RECORDS
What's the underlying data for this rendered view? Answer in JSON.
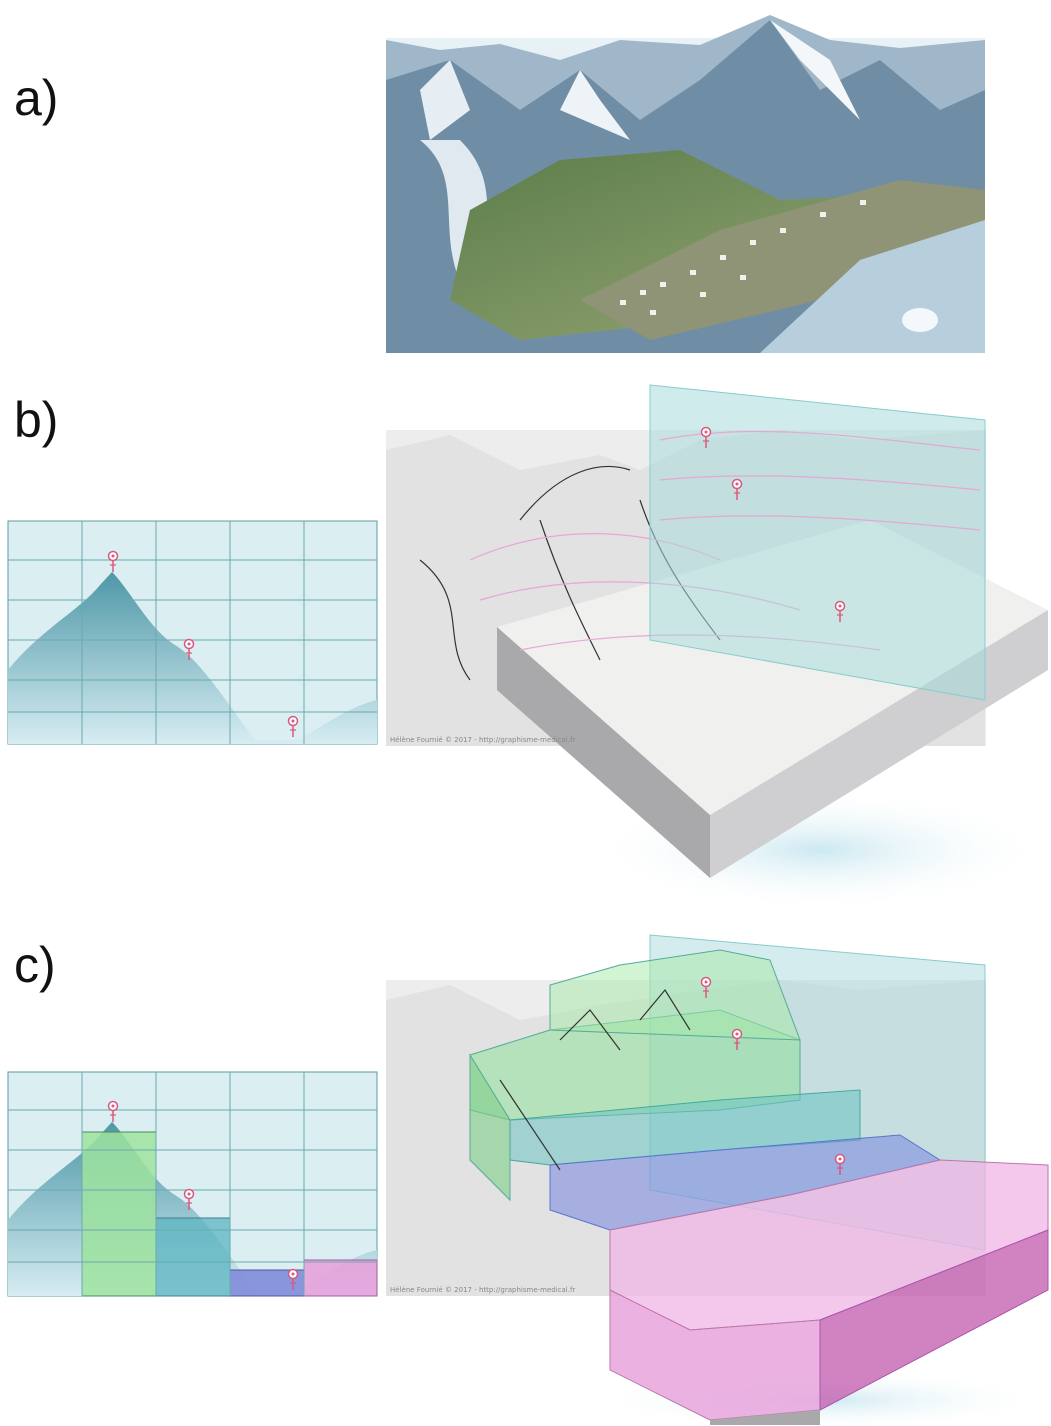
{
  "labels": {
    "a": "a)",
    "b": "b)",
    "c": "c)"
  },
  "credits": [
    "Hélène Fournié © 2017 - http://graphisme-medical.fr",
    "Hélène Fournié © 2017 - http://graphisme-medical.fr"
  ]
}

WHAT YOU SHOULD DO
Repeat all of the data above word for word, minus the pictures.

WRITTEN ANSWER
What's the underlying data for this rendered view? Answer in JSON.
{
  "labels": {
    "a": "a)",
    "b": "b)",
    "c": "c)"
  },
  "credits": [
    "Hélène Fournié © 2017 - http://graphisme-medical.fr",
    "Hélène Fournié © 2017 - http://graphisme-medical.fr"
  ]
}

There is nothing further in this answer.